--- BEGIN Material for the task ---
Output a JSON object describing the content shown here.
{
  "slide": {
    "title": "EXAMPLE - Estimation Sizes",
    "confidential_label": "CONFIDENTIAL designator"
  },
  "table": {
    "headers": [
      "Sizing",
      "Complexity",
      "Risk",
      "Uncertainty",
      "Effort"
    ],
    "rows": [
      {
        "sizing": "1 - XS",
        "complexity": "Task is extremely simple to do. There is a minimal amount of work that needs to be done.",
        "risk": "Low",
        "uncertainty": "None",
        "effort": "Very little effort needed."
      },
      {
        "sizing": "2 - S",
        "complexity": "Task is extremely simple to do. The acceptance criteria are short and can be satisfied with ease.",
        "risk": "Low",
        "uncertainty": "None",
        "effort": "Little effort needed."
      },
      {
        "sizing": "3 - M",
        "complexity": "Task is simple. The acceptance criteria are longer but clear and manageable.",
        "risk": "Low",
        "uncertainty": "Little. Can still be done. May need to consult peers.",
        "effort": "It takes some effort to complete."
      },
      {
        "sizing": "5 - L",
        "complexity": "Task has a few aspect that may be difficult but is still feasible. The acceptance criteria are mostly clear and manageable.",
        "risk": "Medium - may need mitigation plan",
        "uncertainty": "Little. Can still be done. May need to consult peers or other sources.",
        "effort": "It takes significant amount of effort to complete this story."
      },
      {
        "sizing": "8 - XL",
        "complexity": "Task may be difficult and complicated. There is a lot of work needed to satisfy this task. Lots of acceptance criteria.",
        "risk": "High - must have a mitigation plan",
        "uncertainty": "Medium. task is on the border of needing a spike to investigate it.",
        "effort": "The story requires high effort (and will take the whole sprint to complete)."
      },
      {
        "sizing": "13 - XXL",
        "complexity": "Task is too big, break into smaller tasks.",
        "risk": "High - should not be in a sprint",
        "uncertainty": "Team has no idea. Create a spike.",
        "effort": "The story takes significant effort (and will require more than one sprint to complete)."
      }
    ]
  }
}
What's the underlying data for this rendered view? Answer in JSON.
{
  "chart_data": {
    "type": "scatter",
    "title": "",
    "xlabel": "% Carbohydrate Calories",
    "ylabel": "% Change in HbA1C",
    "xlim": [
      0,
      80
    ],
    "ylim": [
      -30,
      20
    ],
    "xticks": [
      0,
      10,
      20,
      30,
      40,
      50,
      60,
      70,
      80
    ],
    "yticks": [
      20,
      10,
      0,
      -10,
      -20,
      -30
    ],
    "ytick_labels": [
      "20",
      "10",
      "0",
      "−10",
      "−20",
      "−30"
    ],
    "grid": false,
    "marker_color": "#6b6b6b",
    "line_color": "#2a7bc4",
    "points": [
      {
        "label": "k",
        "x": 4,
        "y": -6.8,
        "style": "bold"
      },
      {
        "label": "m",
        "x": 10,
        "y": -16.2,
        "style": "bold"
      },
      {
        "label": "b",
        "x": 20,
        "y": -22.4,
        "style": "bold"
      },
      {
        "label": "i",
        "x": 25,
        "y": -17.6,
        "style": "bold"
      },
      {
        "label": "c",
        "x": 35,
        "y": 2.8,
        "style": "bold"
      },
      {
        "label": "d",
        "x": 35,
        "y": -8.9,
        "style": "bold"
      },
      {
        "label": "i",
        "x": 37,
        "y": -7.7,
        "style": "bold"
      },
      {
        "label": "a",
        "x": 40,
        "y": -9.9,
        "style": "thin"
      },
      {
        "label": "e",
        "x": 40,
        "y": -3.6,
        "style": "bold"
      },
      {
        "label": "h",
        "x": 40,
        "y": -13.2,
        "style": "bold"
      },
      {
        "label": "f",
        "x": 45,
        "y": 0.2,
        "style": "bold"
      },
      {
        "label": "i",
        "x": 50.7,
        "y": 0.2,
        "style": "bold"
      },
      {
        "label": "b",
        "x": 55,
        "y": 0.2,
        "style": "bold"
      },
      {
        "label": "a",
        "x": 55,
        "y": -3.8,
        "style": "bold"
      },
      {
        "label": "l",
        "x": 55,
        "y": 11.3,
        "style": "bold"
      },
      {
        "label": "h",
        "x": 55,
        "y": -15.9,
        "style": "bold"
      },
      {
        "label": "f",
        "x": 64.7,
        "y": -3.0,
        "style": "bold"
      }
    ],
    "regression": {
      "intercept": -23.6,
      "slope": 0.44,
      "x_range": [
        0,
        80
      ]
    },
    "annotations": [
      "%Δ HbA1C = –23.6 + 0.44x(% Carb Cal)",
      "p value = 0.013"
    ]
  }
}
--- END Material for the task ---
Reproduce all of the records exactly.

Output a JSON object describing the content shown here.
{
  "slide": {
    "title": "EXAMPLE - Estimation Sizes",
    "confidential_label": "CONFIDENTIAL designator"
  },
  "table": {
    "headers": [
      "Sizing",
      "Complexity",
      "Risk",
      "Uncertainty",
      "Effort"
    ],
    "rows": [
      {
        "sizing": "1 - XS",
        "complexity": "Task is extremely simple to do. There is a minimal amount of work that needs to be done.",
        "risk": "Low",
        "uncertainty": "None",
        "effort": "Very little effort needed."
      },
      {
        "sizing": "2 - S",
        "complexity": "Task is extremely simple to do. The acceptance criteria are short and can be satisfied with ease.",
        "risk": "Low",
        "uncertainty": "None",
        "effort": "Little effort needed."
      },
      {
        "sizing": "3 - M",
        "complexity": "Task is simple. The acceptance criteria are longer but clear and manageable.",
        "risk": "Low",
        "uncertainty": "Little. Can still be done. May need to consult peers.",
        "effort": "It takes some effort to complete."
      },
      {
        "sizing": "5 - L",
        "complexity": "Task has a few aspect that may be difficult but is still feasible. The acceptance criteria are mostly clear and manageable.",
        "risk": "Medium - may need mitigation plan",
        "uncertainty": "Little. Can still be done. May need to consult peers or other sources.",
        "effort": "It takes significant amount of effort to complete this story."
      },
      {
        "sizing": "8 - XL",
        "complexity": "Task may be difficult and complicated. There is a lot of work needed to satisfy this task. Lots of acceptance criteria.",
        "risk": "High - must have a mitigation plan",
        "uncertainty": "Medium. task is on the border of needing a spike to investigate it.",
        "effort": "The story requires high effort (and will take the whole sprint to complete)."
      },
      {
        "sizing": "13 - XXL",
        "complexity": "Task is too big, break into smaller tasks.",
        "risk": "High - should not be in a sprint",
        "uncertainty": "Team has no idea. Create a spike.",
        "effort": "The story takes significant effort (and will require more than one sprint to complete)."
      }
    ]
  }
}
What's the underlying data for this rendered view? Answer in JSON.
{
  "chart_data": {
    "type": "scatter",
    "title": "",
    "xlabel": "% Carbohydrate Calories",
    "ylabel": "% Change in HbA1C",
    "xlim": [
      0,
      80
    ],
    "ylim": [
      -30,
      20
    ],
    "xticks": [
      0,
      10,
      20,
      30,
      40,
      50,
      60,
      70,
      80
    ],
    "yticks": [
      20,
      10,
      0,
      -10,
      -20,
      -30
    ],
    "ytick_labels": [
      "20",
      "10",
      "0",
      "−10",
      "−20",
      "−30"
    ],
    "grid": false,
    "marker_color": "#6b6b6b",
    "line_color": "#2a7bc4",
    "points": [
      {
        "label": "k",
        "x": 4,
        "y": -6.8,
        "style": "bold"
      },
      {
        "label": "m",
        "x": 10,
        "y": -16.2,
        "style": "bold"
      },
      {
        "label": "b",
        "x": 20,
        "y": -22.4,
        "style": "bold"
      },
      {
        "label": "i",
        "x": 25,
        "y": -17.6,
        "style": "bold"
      },
      {
        "label": "c",
        "x": 35,
        "y": 2.8,
        "style": "bold"
      },
      {
        "label": "d",
        "x": 35,
        "y": -8.9,
        "style": "bold"
      },
      {
        "label": "i",
        "x": 37,
        "y": -7.7,
        "style": "bold"
      },
      {
        "label": "a",
        "x": 40,
        "y": -9.9,
        "style": "thin"
      },
      {
        "label": "e",
        "x": 40,
        "y": -3.6,
        "style": "bold"
      },
      {
        "label": "h",
        "x": 40,
        "y": -13.2,
        "style": "bold"
      },
      {
        "label": "f",
        "x": 45,
        "y": 0.2,
        "style": "bold"
      },
      {
        "label": "i",
        "x": 50.7,
        "y": 0.2,
        "style": "bold"
      },
      {
        "label": "b",
        "x": 55,
        "y": 0.2,
        "style": "bold"
      },
      {
        "label": "a",
        "x": 55,
        "y": -3.8,
        "style": "bold"
      },
      {
        "label": "l",
        "x": 55,
        "y": 11.3,
        "style": "bold"
      },
      {
        "label": "h",
        "x": 55,
        "y": -15.9,
        "style": "bold"
      },
      {
        "label": "f",
        "x": 64.7,
        "y": -3.0,
        "style": "bold"
      }
    ],
    "regression": {
      "intercept": -23.6,
      "slope": 0.44,
      "x_range": [
        0,
        80
      ]
    },
    "annotations": [
      "%Δ HbA1C = –23.6 + 0.44x(% Carb Cal)",
      "p value = 0.013"
    ]
  }
}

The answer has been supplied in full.